Goal: Return all lines in the material below that contain "this".

★ ★ ★ ★

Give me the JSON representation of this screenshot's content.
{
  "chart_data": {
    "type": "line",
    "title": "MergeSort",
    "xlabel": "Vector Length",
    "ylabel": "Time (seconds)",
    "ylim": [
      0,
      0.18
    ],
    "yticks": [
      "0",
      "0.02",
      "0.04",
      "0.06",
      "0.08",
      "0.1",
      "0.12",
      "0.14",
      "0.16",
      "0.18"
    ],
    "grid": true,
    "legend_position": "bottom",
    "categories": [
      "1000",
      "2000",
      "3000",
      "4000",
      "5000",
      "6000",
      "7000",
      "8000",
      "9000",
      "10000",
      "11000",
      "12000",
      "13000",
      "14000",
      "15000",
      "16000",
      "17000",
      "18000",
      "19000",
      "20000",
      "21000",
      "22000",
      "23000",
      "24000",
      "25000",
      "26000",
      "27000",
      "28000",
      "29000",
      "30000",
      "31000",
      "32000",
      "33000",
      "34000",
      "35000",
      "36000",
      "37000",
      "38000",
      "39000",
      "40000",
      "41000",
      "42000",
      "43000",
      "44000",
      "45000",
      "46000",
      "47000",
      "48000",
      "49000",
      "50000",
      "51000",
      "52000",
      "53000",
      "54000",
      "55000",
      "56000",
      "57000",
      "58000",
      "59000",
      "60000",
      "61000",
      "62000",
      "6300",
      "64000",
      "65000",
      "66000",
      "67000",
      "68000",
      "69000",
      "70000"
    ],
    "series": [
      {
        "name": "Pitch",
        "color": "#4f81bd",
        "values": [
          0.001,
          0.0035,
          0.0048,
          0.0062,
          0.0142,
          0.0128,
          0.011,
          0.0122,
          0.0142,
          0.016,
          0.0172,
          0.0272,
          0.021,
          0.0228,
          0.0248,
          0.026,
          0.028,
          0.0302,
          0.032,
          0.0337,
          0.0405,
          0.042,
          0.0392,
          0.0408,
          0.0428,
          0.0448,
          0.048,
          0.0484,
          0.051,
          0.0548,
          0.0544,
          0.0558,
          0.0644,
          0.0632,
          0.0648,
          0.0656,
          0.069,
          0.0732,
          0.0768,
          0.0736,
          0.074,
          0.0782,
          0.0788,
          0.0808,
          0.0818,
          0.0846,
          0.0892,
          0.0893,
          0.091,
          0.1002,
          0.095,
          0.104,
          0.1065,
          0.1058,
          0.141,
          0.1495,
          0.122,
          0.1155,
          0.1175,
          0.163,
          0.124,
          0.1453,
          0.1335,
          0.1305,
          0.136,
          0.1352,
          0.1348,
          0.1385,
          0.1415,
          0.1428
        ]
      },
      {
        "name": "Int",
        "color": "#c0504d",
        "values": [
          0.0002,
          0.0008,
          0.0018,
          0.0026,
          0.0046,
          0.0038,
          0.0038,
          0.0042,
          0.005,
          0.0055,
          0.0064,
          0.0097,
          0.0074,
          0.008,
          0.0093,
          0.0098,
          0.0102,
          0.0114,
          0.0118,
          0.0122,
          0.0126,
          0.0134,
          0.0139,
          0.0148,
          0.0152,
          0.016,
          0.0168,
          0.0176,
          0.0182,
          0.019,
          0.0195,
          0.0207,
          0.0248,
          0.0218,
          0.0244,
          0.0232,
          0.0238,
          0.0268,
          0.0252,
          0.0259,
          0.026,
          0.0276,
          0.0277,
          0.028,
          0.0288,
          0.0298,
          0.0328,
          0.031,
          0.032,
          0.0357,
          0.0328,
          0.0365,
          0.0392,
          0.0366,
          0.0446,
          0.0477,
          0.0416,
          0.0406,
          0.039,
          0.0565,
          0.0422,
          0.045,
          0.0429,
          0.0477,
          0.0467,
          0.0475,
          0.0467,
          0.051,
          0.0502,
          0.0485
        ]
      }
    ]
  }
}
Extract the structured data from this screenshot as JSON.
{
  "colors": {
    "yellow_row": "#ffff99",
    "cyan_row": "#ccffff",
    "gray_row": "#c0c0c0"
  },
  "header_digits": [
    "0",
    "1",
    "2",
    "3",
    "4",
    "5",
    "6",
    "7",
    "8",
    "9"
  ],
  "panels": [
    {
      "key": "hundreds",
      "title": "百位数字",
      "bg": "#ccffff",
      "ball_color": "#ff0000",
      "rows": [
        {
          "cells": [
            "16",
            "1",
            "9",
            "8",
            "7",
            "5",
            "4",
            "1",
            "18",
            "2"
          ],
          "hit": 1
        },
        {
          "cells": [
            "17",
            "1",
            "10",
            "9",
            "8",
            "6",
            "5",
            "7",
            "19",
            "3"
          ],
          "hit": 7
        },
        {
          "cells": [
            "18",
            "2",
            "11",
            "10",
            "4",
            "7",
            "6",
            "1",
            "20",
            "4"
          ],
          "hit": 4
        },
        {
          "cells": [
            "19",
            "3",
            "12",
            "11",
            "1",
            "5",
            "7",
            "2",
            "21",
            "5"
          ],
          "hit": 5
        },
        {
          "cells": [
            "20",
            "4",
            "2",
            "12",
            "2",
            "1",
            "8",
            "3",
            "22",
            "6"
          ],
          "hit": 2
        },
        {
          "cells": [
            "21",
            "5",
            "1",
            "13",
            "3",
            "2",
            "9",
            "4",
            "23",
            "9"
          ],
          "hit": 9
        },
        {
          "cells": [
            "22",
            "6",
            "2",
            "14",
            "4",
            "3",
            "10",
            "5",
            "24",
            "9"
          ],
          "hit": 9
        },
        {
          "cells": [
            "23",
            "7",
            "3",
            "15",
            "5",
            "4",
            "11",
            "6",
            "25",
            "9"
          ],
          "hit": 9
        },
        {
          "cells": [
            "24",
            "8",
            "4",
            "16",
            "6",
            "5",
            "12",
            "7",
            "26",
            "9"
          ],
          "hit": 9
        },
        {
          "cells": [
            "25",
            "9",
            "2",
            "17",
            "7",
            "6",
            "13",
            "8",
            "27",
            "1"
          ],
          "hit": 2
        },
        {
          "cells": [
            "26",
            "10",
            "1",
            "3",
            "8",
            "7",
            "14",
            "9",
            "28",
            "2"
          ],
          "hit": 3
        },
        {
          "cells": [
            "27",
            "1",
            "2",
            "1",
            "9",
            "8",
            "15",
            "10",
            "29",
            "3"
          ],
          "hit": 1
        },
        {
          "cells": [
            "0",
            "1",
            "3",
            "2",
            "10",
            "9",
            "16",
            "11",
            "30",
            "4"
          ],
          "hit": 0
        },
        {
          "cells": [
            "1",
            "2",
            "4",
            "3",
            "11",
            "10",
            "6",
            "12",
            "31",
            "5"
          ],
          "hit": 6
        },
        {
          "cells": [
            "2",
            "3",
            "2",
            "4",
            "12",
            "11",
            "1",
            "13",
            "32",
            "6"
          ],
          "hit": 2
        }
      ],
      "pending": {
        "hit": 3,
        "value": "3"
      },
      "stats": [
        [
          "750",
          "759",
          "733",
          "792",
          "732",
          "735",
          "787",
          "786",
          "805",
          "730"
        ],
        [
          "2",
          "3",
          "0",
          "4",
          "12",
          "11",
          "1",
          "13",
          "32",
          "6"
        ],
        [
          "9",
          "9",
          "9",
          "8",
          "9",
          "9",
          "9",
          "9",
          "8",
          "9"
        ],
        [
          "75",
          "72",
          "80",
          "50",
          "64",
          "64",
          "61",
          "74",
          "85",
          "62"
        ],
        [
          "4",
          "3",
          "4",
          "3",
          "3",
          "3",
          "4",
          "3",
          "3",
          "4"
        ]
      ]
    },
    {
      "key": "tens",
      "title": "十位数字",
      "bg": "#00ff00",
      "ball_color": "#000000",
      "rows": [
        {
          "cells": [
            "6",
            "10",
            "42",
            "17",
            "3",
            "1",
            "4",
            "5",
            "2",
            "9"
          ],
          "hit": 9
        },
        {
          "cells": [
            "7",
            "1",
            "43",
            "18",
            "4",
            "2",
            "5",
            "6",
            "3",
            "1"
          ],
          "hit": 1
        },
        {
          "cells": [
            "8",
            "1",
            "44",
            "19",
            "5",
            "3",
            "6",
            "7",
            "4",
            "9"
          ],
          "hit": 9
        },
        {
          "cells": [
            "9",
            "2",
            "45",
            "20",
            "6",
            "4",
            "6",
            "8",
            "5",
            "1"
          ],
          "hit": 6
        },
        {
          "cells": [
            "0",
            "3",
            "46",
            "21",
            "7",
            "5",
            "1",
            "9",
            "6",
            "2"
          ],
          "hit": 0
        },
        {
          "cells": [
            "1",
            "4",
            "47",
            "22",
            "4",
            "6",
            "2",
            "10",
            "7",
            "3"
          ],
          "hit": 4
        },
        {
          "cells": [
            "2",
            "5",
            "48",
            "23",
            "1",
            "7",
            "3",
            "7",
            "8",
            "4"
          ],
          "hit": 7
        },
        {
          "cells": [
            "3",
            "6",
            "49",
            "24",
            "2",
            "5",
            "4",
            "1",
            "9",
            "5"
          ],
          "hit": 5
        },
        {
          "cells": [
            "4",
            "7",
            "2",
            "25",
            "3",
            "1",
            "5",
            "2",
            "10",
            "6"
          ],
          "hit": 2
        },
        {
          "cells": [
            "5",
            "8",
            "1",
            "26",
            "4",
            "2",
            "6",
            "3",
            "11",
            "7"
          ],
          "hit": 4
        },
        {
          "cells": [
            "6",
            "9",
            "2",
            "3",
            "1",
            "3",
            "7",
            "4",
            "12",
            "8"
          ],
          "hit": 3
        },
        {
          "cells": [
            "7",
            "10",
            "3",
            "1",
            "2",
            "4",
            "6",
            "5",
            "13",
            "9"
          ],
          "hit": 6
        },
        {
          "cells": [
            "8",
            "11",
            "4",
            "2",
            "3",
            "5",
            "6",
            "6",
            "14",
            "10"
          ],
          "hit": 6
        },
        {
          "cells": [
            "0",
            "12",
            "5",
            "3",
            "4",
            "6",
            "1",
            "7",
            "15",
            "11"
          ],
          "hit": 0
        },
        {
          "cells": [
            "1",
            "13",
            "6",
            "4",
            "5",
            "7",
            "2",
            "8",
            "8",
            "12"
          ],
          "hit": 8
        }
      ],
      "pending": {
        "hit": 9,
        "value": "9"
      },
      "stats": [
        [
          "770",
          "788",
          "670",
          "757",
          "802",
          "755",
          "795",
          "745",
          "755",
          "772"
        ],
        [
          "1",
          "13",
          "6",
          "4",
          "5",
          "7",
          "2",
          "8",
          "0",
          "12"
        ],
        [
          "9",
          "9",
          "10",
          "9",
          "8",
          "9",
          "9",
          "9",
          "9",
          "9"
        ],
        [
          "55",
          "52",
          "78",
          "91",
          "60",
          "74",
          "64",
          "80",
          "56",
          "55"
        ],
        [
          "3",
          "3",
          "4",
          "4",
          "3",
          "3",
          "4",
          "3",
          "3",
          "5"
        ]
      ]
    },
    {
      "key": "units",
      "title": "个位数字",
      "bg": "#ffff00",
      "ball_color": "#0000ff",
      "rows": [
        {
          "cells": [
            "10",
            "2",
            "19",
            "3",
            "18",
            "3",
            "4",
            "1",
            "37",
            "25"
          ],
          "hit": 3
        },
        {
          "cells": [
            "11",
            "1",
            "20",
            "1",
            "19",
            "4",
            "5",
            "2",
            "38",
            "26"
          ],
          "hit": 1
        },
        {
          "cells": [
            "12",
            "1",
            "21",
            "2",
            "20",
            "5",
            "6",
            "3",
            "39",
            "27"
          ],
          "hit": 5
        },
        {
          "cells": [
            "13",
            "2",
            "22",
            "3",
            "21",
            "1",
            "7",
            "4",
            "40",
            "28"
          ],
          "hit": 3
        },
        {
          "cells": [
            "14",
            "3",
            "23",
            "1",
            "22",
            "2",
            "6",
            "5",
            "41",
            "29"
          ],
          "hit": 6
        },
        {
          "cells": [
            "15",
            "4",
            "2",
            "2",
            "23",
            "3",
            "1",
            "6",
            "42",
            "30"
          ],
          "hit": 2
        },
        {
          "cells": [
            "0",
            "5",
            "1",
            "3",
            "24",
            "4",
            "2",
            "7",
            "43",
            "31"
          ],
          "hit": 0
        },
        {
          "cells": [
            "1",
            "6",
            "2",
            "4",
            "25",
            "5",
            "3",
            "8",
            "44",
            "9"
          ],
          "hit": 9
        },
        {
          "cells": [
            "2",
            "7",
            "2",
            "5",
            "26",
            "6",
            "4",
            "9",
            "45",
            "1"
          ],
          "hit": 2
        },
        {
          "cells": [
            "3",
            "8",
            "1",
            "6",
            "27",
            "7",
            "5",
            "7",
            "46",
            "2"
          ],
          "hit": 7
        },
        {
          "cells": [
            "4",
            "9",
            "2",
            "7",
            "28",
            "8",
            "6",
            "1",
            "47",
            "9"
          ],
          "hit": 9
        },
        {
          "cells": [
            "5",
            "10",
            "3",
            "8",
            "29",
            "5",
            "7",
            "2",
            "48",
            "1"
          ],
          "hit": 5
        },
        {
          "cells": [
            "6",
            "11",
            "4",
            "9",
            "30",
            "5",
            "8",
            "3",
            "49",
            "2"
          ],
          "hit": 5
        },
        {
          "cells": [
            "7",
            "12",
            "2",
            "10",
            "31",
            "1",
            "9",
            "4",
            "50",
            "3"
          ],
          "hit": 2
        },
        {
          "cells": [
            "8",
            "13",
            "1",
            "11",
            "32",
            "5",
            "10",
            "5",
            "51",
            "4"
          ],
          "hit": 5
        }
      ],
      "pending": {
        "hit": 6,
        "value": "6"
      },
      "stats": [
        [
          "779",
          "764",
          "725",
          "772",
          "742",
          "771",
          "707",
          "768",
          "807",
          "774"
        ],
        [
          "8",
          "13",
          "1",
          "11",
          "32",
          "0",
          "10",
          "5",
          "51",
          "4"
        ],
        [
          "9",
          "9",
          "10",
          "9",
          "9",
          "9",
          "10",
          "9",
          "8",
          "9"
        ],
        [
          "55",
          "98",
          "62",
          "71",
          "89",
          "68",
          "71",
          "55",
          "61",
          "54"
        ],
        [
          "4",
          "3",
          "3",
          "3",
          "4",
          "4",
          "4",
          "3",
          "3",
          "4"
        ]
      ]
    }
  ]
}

★ ★ ★ ★

Finished exercise:
Give me the JSON representation of this screenshot's content.
Extract the structured data from this screenshot as JSON.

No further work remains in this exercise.